====== Data entries ======

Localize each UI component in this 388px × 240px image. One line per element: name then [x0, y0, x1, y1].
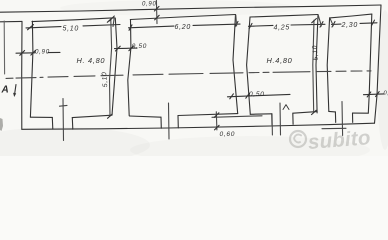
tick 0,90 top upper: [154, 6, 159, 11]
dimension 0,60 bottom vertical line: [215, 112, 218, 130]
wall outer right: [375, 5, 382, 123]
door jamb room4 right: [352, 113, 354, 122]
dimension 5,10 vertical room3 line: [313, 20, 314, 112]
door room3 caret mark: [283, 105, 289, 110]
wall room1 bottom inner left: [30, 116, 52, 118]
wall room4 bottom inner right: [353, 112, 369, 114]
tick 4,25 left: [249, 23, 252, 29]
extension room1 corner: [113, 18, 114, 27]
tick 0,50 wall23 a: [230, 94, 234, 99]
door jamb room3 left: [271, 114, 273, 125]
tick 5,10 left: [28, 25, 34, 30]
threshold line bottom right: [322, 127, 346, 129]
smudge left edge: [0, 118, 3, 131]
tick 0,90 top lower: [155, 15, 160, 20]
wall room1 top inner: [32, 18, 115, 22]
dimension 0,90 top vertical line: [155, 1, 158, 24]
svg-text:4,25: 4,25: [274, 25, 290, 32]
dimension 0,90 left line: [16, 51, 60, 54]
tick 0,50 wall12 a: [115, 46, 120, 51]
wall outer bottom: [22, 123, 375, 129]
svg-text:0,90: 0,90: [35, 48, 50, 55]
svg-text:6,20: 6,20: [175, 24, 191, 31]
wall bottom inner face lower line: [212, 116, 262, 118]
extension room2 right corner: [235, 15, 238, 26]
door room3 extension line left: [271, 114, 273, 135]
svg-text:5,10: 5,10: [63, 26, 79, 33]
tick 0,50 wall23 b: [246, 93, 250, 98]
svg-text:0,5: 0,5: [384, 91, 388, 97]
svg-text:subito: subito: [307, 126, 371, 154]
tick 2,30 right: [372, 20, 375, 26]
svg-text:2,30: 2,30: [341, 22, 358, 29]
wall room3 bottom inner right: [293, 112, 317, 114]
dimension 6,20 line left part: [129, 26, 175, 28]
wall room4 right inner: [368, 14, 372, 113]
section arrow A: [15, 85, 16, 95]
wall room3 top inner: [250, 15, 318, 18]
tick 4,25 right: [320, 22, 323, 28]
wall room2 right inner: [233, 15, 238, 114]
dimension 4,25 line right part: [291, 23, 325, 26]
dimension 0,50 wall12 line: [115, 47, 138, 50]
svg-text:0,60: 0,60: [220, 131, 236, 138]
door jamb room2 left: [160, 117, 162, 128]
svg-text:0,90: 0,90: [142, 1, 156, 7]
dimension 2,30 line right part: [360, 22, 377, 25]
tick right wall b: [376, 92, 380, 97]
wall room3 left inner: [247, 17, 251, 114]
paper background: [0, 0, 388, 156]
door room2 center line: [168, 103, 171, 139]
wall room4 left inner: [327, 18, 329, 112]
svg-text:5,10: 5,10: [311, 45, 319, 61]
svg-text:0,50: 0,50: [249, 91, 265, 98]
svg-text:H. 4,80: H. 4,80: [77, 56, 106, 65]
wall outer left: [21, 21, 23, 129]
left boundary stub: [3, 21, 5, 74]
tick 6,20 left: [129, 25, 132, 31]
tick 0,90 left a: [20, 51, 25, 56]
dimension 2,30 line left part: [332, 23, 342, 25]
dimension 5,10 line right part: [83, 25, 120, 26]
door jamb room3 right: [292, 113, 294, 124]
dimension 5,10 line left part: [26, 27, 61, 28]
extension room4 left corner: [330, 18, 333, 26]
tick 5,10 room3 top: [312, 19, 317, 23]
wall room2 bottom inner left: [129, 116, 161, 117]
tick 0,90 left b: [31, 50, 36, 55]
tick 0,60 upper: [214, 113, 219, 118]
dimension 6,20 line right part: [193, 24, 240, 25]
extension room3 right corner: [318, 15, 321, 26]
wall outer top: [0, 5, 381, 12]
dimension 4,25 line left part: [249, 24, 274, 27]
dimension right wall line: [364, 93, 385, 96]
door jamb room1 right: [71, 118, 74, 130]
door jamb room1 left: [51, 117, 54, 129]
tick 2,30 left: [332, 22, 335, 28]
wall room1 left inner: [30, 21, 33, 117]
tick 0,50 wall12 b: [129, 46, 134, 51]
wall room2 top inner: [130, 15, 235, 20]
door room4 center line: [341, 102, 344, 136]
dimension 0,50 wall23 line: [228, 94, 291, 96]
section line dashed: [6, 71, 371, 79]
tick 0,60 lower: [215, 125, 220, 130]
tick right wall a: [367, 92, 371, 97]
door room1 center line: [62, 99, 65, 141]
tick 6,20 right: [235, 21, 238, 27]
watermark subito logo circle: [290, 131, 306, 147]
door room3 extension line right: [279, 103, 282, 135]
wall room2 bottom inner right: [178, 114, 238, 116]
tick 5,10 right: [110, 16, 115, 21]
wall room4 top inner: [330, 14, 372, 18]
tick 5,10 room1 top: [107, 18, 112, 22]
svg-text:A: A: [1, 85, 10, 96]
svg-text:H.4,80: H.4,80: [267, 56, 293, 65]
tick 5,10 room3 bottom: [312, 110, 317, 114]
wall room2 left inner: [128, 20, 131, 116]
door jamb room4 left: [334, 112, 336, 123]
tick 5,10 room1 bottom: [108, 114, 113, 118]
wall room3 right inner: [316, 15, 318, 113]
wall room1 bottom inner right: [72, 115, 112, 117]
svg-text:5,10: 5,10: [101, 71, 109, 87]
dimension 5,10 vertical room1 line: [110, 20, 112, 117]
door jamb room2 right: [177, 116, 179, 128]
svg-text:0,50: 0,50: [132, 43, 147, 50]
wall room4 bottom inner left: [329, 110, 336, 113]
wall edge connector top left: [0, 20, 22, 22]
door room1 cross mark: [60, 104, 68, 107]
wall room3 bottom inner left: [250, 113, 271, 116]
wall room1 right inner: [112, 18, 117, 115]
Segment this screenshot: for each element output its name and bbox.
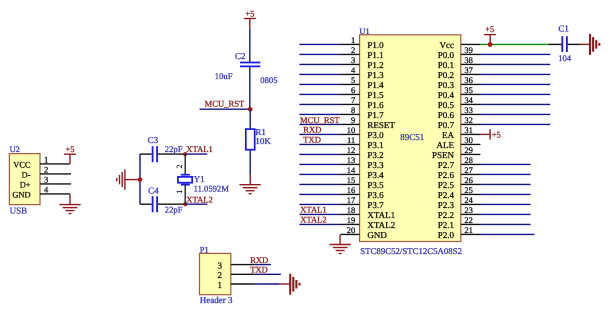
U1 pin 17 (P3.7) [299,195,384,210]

======

■ **Problem requirements**
Rewrite all of the data above as a numbered list, one line per item, with blank lines omitted. Leave the pictures out.

■ **Response to the exercise**
1. Localize each UI component in this 388px × 240px image. One line per element: name then [x0, y0, x1, y1].
2. tick 0,90 top upper: [154, 6, 159, 11]
3. dimension 0,60 bottom vertical line: [215, 112, 218, 130]
4. wall outer right: [375, 5, 382, 123]
5. door jamb room4 right: [352, 113, 354, 122]
6. dimension 5,10 vertical room3 line: [313, 20, 314, 112]
7. door room3 caret mark: [283, 105, 289, 110]
8. wall room1 bottom inner left: [30, 116, 52, 118]
9. wall room4 bottom inner right: [353, 112, 369, 114]
10. tick 4,25 left: [249, 23, 252, 29]
11. extension room1 corner: [113, 18, 114, 27]
12. tick 0,50 wall23 a: [230, 94, 234, 99]
13. door jamb room3 left: [271, 114, 273, 125]
14. tick 5,10 left: [28, 25, 34, 30]
15. threshold line bottom right: [322, 127, 346, 129]
16. smudge left edge: [0, 118, 3, 131]
17. tick 0,90 top lower: [155, 15, 160, 20]
18. wall room1 top inner: [32, 18, 115, 22]
19. dimension 0,90 top vertical line: [155, 1, 158, 24]
20. svg-text:4,25: 4,25: [274, 25, 290, 32]
21. dimension 0,90 left line: [16, 51, 60, 54]
22. tick 0,50 wall12 a: [115, 46, 120, 51]
23. wall outer bottom: [22, 123, 375, 129]
24. svg-text:0,90: 0,90: [35, 48, 50, 55]
25. svg-text:6,20: 6,20: [175, 24, 191, 31]
26. wall bottom inner face lower line: [212, 116, 262, 118]
27. extension room2 right corner: [235, 15, 238, 26]
28. door room3 extension line left: [271, 114, 273, 135]
29. svg-text:5,10: 5,10: [63, 26, 79, 33]
30. tick 0,50 wall23 b: [246, 93, 250, 98]
31. svg-text:0,5: 0,5: [384, 91, 388, 97]
32. svg-text:subito: subito: [307, 126, 371, 154]
33. tick 2,30 right: [372, 20, 375, 26]
34. svg-text:2,30: 2,30: [341, 22, 358, 29]
35. wall room3 bottom inner right: [293, 112, 317, 114]
36. dimension 6,20 line left part: [129, 26, 175, 28]
37. wall room4 right inner: [368, 14, 372, 113]
38. section arrow A: [15, 85, 16, 95]
39. wall room3 top inner: [250, 15, 318, 18]
40. tick 4,25 right: [320, 22, 323, 28]
41. wall room2 right inner: [233, 15, 238, 114]
42. dimension 4,25 line right part: [291, 23, 325, 26]
43. dimension 0,50 wall12 line: [115, 47, 138, 50]
44. svg-text:0,60: 0,60: [220, 131, 236, 138]
45. door jamb room2 left: [160, 117, 162, 128]
46. svg-text:0,90: 0,90: [142, 1, 156, 7]
47. dimension 2,30 line right part: [360, 22, 377, 25]
48. tick right wall b: [376, 92, 380, 97]
49. wall room3 left inner: [247, 17, 251, 114]
50. paper background: [0, 0, 388, 156]
51. door room2 center line: [168, 103, 171, 139]
52. wall room4 left inner: [327, 18, 329, 112]
53. svg-text:5,10: 5,10: [311, 45, 319, 61]
54. svg-text:0,50: 0,50: [249, 91, 265, 98]
55. svg-text:H. 4,80: H. 4,80: [77, 56, 106, 65]
56. wall outer left: [21, 21, 23, 129]
57. left boundary stub: [3, 21, 5, 74]
58. tick 6,20 left: [129, 25, 132, 31]
59. tick 0,90 left a: [20, 51, 25, 56]
60. dimension 2,30 line left part: [332, 23, 342, 25]
61. dimension 5,10 line right part: [83, 25, 120, 26]
62. door jamb room3 right: [292, 113, 294, 124]
63. dimension 5,10 line left part: [26, 27, 61, 28]
64. extension room4 left corner: [330, 18, 333, 26]
65. tick 5,10 room3 top: [312, 19, 317, 23]
66. wall room2 bottom inner left: [129, 116, 161, 117]
67. tick 0,90 left b: [31, 50, 36, 55]
68. tick 0,60 upper: [214, 113, 219, 118]
69. dimension 6,20 line right part: [193, 24, 240, 25]
70. extension room3 right corner: [318, 15, 321, 26]
71. wall outer top: [0, 5, 381, 12]
72. dimension 4,25 line left part: [249, 24, 274, 27]
73. dimension right wall line: [364, 93, 385, 96]
74. door jamb room1 right: [71, 118, 74, 130]
75. door jamb room1 left: [51, 117, 54, 129]
76. tick 2,30 left: [332, 22, 335, 28]
77. wall room1 left inner: [30, 21, 33, 117]
78. tick 0,50 wall12 b: [129, 46, 134, 51]
79. wall room2 top inner: [130, 15, 235, 20]
80. door room4 center line: [341, 102, 344, 136]
81. dimension 0,50 wall23 line: [228, 94, 291, 96]
82. section line dashed: [6, 71, 371, 79]
83. tick 0,60 lower: [215, 125, 220, 130]
84. tick right wall a: [367, 92, 371, 97]
85. door room1 center line: [62, 99, 65, 141]
86. tick 6,20 right: [235, 21, 238, 27]
87. watermark subito logo circle: [290, 131, 306, 147]
88. door room3 extension line right: [279, 103, 282, 135]
89. wall room2 bottom inner right: [178, 114, 238, 116]
90. tick 5,10 right: [110, 16, 115, 21]
91. wall room4 top inner: [330, 14, 372, 18]
92. tick 5,10 room1 top: [107, 18, 112, 22]
93. svg-text:A: A: [1, 85, 10, 96]
94. svg-text:H.4,80: H.4,80: [267, 56, 293, 65]
95. tick 5,10 room3 bottom: [312, 110, 317, 114]
96. wall room2 left inner: [128, 20, 131, 116]
97. door jamb room4 left: [334, 112, 336, 123]
98. tick 5,10 room1 bottom: [108, 114, 113, 118]
99. wall room3 right inner: [316, 15, 318, 113]
100. wall room1 bottom inner right: [72, 115, 112, 117]
101. svg-text:5,10: 5,10: [101, 71, 109, 87]
102. dimension 5,10 vertical room1 line: [110, 20, 112, 117]
103. door jamb room2 right: [177, 116, 179, 128]
104. svg-text:0,50: 0,50: [132, 43, 147, 50]
105. wall room4 bottom inner left: [329, 110, 336, 113]
106. wall edge connector top left: [0, 20, 22, 22]
107. door room1 cross mark: [60, 104, 68, 107]
108. wall room3 bottom inner left: [250, 113, 271, 116]
109. wall room1 right inner: [112, 18, 117, 115]
110. Segment this screenshot: for each element output its name and bbox.
111. U1 pin 17 (P3.7) [299,195,384,210]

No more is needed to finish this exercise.